Copy out every line of the items below, word for word, but leave out the pictures.

## Provided information

+---+

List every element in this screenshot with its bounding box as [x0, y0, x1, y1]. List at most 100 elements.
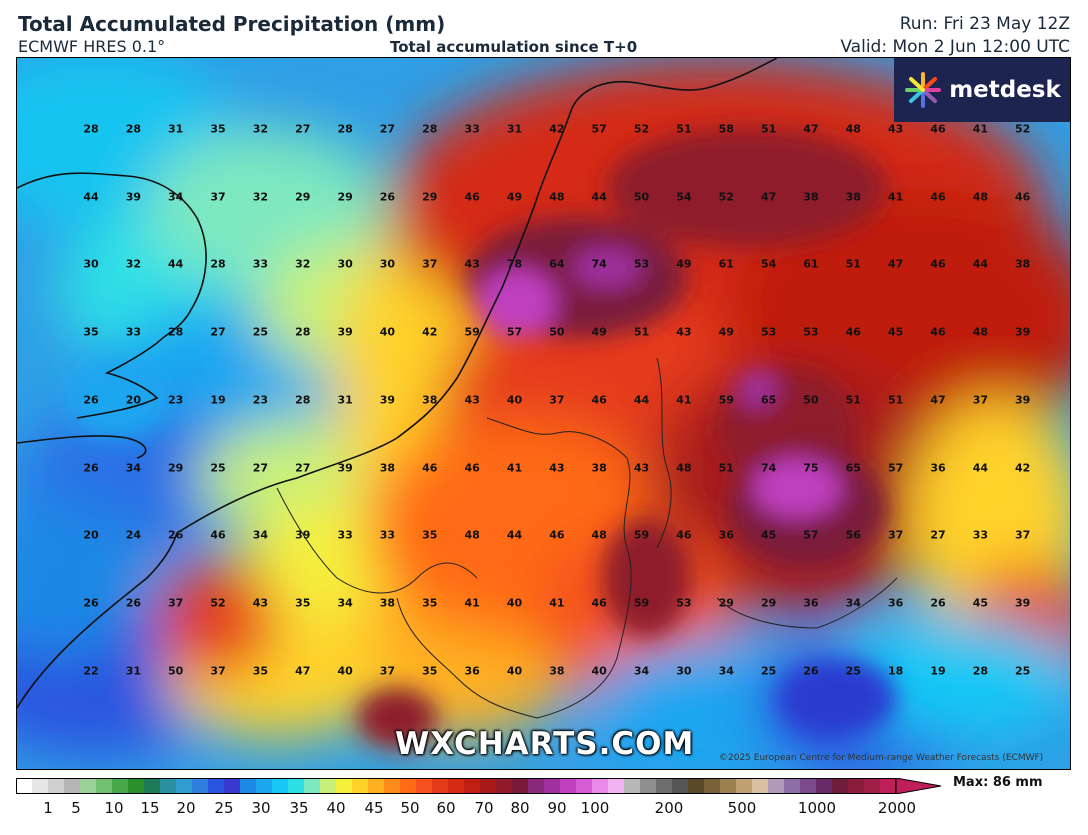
grid-value: 35 [252, 664, 269, 678]
colorbar-swatch [32, 778, 49, 794]
grid-value: 46 [930, 325, 946, 339]
grid-value: 32 [295, 257, 311, 271]
grid-value: 47 [930, 393, 946, 407]
grid-value: 39 [1015, 393, 1031, 407]
colorbar-swatch [656, 778, 673, 794]
colorbar-swatch [736, 778, 753, 794]
colorbar-swatch [304, 778, 321, 794]
colorbar-swatch [448, 778, 465, 794]
grid-value: 36 [718, 528, 734, 542]
grid-value: 44 [972, 257, 988, 271]
precipitation-field [17, 58, 1070, 769]
colorbar-swatch [336, 778, 353, 794]
grid-value-labels: 28 28 31 35 32 27 28 27 28 33 31 42 57 52 51 58 51 47 48 43… [17, 58, 1070, 769]
grid-value: 49 [591, 325, 607, 339]
colorbar-swatch [160, 778, 177, 794]
grid-value: 46 [549, 528, 565, 542]
grid-value: 25 [845, 664, 861, 678]
grid-value: 34 [718, 664, 734, 678]
grid-value: 47 [803, 122, 819, 136]
grid-value: 57 [887, 461, 904, 474]
colorbar-swatch [432, 778, 449, 794]
grid-value: 19 [930, 664, 946, 678]
grid-value: 34 [337, 596, 353, 610]
grid-value: 30 [379, 257, 396, 271]
grid-value: 53 [803, 325, 819, 339]
grid-value: 52 [633, 122, 650, 136]
colorbar-tick-label: 100 [580, 799, 610, 817]
grid-value: 39 [337, 461, 353, 474]
grid-value: 51 [845, 257, 861, 271]
grid-value: 48 [972, 190, 988, 204]
grid-value: 27 [379, 122, 396, 136]
grid-value: 28 [972, 664, 988, 678]
grid-value: 46 [464, 461, 480, 474]
grid-value: 26 [379, 190, 396, 204]
grid-value: 41 [887, 190, 904, 204]
colorbar-swatch [800, 778, 817, 794]
colorbar-swatch [176, 778, 193, 794]
grid-value: 34 [252, 528, 269, 542]
grid-value: 54 [676, 190, 692, 204]
grid-value: 51 [676, 122, 692, 136]
grid-value: 38 [549, 664, 565, 678]
colorbar-swatch [16, 778, 33, 794]
grid-value: 37 [210, 190, 226, 204]
colorbar-tick-label: 70 [474, 799, 494, 817]
run-time: Run: Fri 23 May 12Z [899, 14, 1070, 34]
colorbar-swatch [544, 778, 561, 794]
grid-value: 50 [633, 190, 650, 204]
grid-value: 51 [633, 325, 650, 339]
grid-value: 51 [845, 393, 861, 407]
grid-value: 29 [760, 596, 777, 610]
colorbar-labels: 1 5 10 15 20 25 30 35 40 45 50 60 70 80 90 100 200 500 100… [16, 799, 956, 821]
grid-value: 28 [83, 122, 99, 136]
grid-value: 44 [633, 393, 650, 407]
colorbar-swatch [720, 778, 737, 794]
colorbar-swatch [224, 778, 241, 794]
colorbar-swatch [80, 778, 97, 794]
grid-value: 36 [930, 461, 946, 474]
grid-value: 29 [337, 190, 353, 204]
grid-value: 33 [379, 528, 396, 542]
grid-value: 42 [1015, 461, 1031, 474]
grid-value: 46 [591, 393, 607, 407]
grid-value: 50 [168, 664, 184, 678]
colorbar-swatch [704, 778, 721, 794]
grid-value: 32 [252, 190, 269, 204]
precipitation-map[interactable]: 28 28 31 35 32 27 28 27 28 33 31 42 57 52 51 58 51 47 48 43… [16, 57, 1071, 770]
grid-value: 31 [337, 393, 353, 407]
grid-value: 40 [337, 664, 353, 678]
grid-value: 19 [210, 393, 226, 407]
colorbar-swatch [464, 778, 481, 794]
grid-value: 52 [718, 190, 734, 204]
grid-value: 74 [591, 257, 607, 271]
grid-value: 33 [125, 325, 141, 339]
colorbar-swatch [880, 778, 897, 794]
grid-value: 26 [125, 596, 141, 610]
grid-value: 26 [83, 461, 99, 474]
grid-value: 39 [295, 528, 311, 542]
copyright-notice: ©2025 European Centre for Medium-range W… [719, 753, 1044, 763]
grid-value: 78 [506, 257, 523, 271]
grid-value: 45 [760, 528, 777, 542]
grid-value: 35 [422, 596, 438, 610]
grid-value: 41 [464, 596, 480, 610]
grid-value: 40 [506, 664, 523, 678]
grid-value: 35 [422, 664, 438, 678]
colorbar [16, 778, 942, 794]
grid-value: 44 [591, 190, 607, 204]
grid-value: 51 [718, 461, 734, 474]
grid-value: 48 [591, 528, 607, 542]
coastlines [17, 58, 778, 709]
grid-value: 39 [1015, 325, 1031, 339]
colorbar-tick-label: 60 [436, 799, 456, 817]
grid-value: 25 [760, 664, 777, 678]
grid-value: 64 [549, 257, 565, 271]
grid-value: 43 [464, 393, 480, 407]
colorbar-swatch [256, 778, 273, 794]
grid-value: 37 [972, 393, 988, 407]
grid-value: 47 [887, 257, 904, 271]
grid-value: 39 [1015, 596, 1031, 610]
colorbar-swatch [384, 778, 401, 794]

+---+

## Output
List every element in this screenshot with its bounding box as [x0, y0, x1, y1]. List at most 100 elements.
grid-value: 35 [252, 664, 269, 678]
colorbar-swatch [32, 778, 49, 794]
grid-value: 46 [930, 325, 946, 339]
grid-value: 32 [295, 257, 311, 271]
grid-value: 47 [930, 393, 946, 407]
grid-value: 39 [1015, 393, 1031, 407]
colorbar-swatch [656, 778, 673, 794]
colorbar-swatch [736, 778, 753, 794]
colorbar-swatch [304, 778, 321, 794]
colorbar-swatch [448, 778, 465, 794]
grid-value: 36 [718, 528, 734, 542]
grid-value: 44 [972, 257, 988, 271]
precipitation-field [17, 58, 1070, 769]
colorbar-swatch [336, 778, 353, 794]
grid-value-labels: 28 28 31 35 32 27 28 27 28 33 31 42 57 52 51 58 51 47 48 43… [17, 58, 1070, 769]
grid-value: 49 [591, 325, 607, 339]
colorbar-swatch [160, 778, 177, 794]
grid-value: 46 [549, 528, 565, 542]
grid-value: 25 [845, 664, 861, 678]
grid-value: 34 [718, 664, 734, 678]
grid-value: 47 [803, 122, 819, 136]
grid-value: 57 [887, 461, 904, 474]
colorbar-swatch [432, 778, 449, 794]
grid-value: 19 [930, 664, 946, 678]
grid-value: 34 [337, 596, 353, 610]
grid-value: 30 [379, 257, 396, 271]
grid-value: 53 [803, 325, 819, 339]
grid-value: 52 [633, 122, 650, 136]
colorbar-tick-label: 100 [580, 799, 610, 817]
grid-value: 39 [337, 461, 353, 474]
grid-value: 51 [845, 257, 861, 271]
grid-value: 48 [972, 190, 988, 204]
grid-value: 27 [379, 122, 396, 136]
grid-value: 28 [972, 664, 988, 678]
grid-value: 46 [464, 461, 480, 474]
grid-value: 26 [379, 190, 396, 204]
grid-value: 41 [887, 190, 904, 204]
colorbar-swatch [800, 778, 817, 794]
colorbar-swatch [176, 778, 193, 794]
grid-value: 34 [252, 528, 269, 542]
grid-value: 54 [676, 190, 692, 204]
grid-value: 51 [676, 122, 692, 136]
grid-value: 38 [549, 664, 565, 678]
colorbar-swatch [16, 778, 33, 794]
grid-value: 37 [210, 190, 226, 204]
colorbar-tick-label: 70 [474, 799, 494, 817]
run-time: Run: Fri 23 May 12Z [899, 14, 1070, 34]
colorbar-swatch [544, 778, 561, 794]
grid-value: 50 [633, 190, 650, 204]
grid-value: 51 [633, 325, 650, 339]
grid-value: 51 [845, 393, 861, 407]
grid-value: 29 [760, 596, 777, 610]
colorbar-labels: 1 5 10 15 20 25 30 35 40 45 50 60 70 80 90 100 200 500 100… [16, 799, 956, 821]
grid-value: 28 [83, 122, 99, 136]
grid-value: 44 [633, 393, 650, 407]
colorbar-swatch [720, 778, 737, 794]
colorbar-swatch [224, 778, 241, 794]
colorbar-swatch [80, 778, 97, 794]
grid-value: 36 [930, 461, 946, 474]
grid-value: 29 [337, 190, 353, 204]
grid-value: 33 [379, 528, 396, 542]
grid-value: 42 [1015, 461, 1031, 474]
grid-value: 46 [591, 393, 607, 407]
grid-value: 50 [168, 664, 184, 678]
colorbar-swatch [704, 778, 721, 794]
grid-value: 32 [252, 190, 269, 204]
precipitation-map[interactable]: 28 28 31 35 32 27 28 27 28 33 31 42 57 52 51 58 51 47 48 43… [16, 57, 1071, 770]
grid-value: 31 [337, 393, 353, 407]
grid-value: 40 [337, 664, 353, 678]
grid-value: 19 [210, 393, 226, 407]
colorbar-swatch [464, 778, 481, 794]
grid-value: 52 [718, 190, 734, 204]
grid-value: 74 [591, 257, 607, 271]
grid-value: 33 [125, 325, 141, 339]
colorbar-swatch [880, 778, 897, 794]
grid-value: 26 [125, 596, 141, 610]
grid-value: 26 [83, 461, 99, 474]
grid-value: 39 [295, 528, 311, 542]
copyright-notice: ©2025 European Centre for Medium-range W… [719, 753, 1044, 763]
grid-value: 78 [506, 257, 523, 271]
grid-value: 45 [760, 528, 777, 542]
grid-value: 35 [422, 596, 438, 610]
grid-value: 41 [464, 596, 480, 610]
grid-value: 40 [506, 664, 523, 678]
grid-value: 35 [422, 664, 438, 678]
colorbar [16, 778, 942, 794]
grid-value: 44 [591, 190, 607, 204]
grid-value: 51 [718, 461, 734, 474]
grid-value: 48 [591, 528, 607, 542]
coastlines [17, 58, 778, 709]
grid-value: 39 [1015, 325, 1031, 339]
colorbar-tick-label: 60 [436, 799, 456, 817]
grid-value: 25 [760, 664, 777, 678]
grid-value: 64 [549, 257, 565, 271]
grid-value: 43 [464, 393, 480, 407]
colorbar-swatch [256, 778, 273, 794]
grid-value: 37 [972, 393, 988, 407]
grid-value: 47 [887, 257, 904, 271]
grid-value: 39 [1015, 596, 1031, 610]
colorbar-swatch [384, 778, 401, 794]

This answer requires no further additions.